Scan the data. Collect each line that contains the word "выражения".

········

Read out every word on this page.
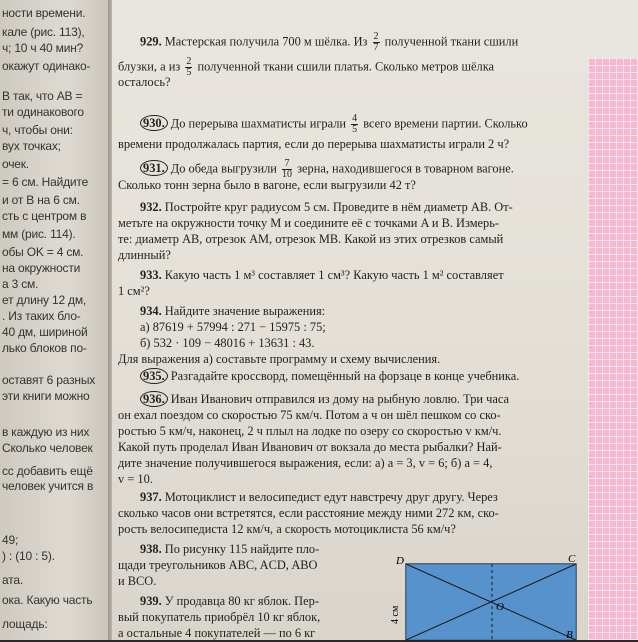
ности времени.
кале (рис. 113),
ч; 10 ч 40 мин?
окажут одинако-
В так, что AB =
ти одинакового
ч, чтобы они:
вух точках;
очек.
= 6 см. Найдите
и от B на 6 см.
сть с центром в
мм (рис. 114).
обы OK = 4 см.
на окружности
а 3 см.
ет длину 12 дм,
. Из таких бло-
40 дм, шириной
лько блоков по-
оставят 6 разных
эти книги можно
в каждую из них
Сколько человек
сс добавить ещё
человек учится в
49;
) : (10 : 5).
ата.
ока. Какую часть
лощадь:
D	C
O
B
4 см
929. Мастерская получила 700 м шёлка. Из $\frac{2}{7}$ полученной ткани сшили
блузки, а из $\frac{2}{5}$ полученной ткани сшили платья. Сколько метров шёлка
осталось?
930. До перерыва шахматисты играли $\frac{4}{5}$ всего времени партии. Сколько
времени продолжалась партия, если до перерыва шахматисты играли 2 ч?
931. До обеда выгрузили $\frac{7}{10}$ зерна, находившегося в товарном вагоне.
Сколько тонн зерна было в вагоне, если выгрузили 42 т?
932. Постройте круг радиусом 5 см. Проведите в нём диаметр AB. От-
метьте на окружности точку M и соедините её с точками A и B. Измерь-
те: диаметр AB, отрезок AM, отрезок MB. Какой из этих отрезков самый
длинный?
933. Какую часть 1 м³ составляет 1 см³? Какую часть 1 м² составляет
1 см²?
934. Найдите значение выражения:
а) 87619 + 57994 : 271 − 15975 : 75;
б) 532 · 109 − 48016 + 13631 : 43.
Для выражения а) составьте программу и схему вычисления.
935. Разгадайте кроссворд, помещённый на форзаце в конце учебника.
936. Иван Иванович отправился из дому на рыбную ловлю. Три часа
он ехал поездом со скоростью 75 км/ч. Потом a ч он шёл пешком со ско-
ростью 5 км/ч, наконец, 2 ч плыл на лодке по озеру со скоростью v км/ч.
Какой путь проделал Иван Иванович от вокзала до места рыбалки? Най-
дите значение получившегося выражения, если: а) a = 3, v = 6; б) a = 4,
v = 10.
937. Мотоциклист и велосипедист едут навстречу друг другу. Через
сколько часов они встретятся, если расстояние между ними 272 км, ско-
рость велосипедиста 12 км/ч, а скорость мотоциклиста 56 км/ч?
938. По рисунку 115 найдите пло-
щади треугольников ABC, ACD, ABO
и BCO.
939. У продавца 80 кг яблок. Пер-
вый покупатель приобрёл 10 кг яблок,
а остальные 4 покупателей — по 6 кг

········

- **OUTPUT BELOW**
934. Найдите значение выражения:
Для выражения а) составьте программу и схему вычисления.
дите значение получившегося выражения, если: а) a = 3, v = 6; б) a = 4,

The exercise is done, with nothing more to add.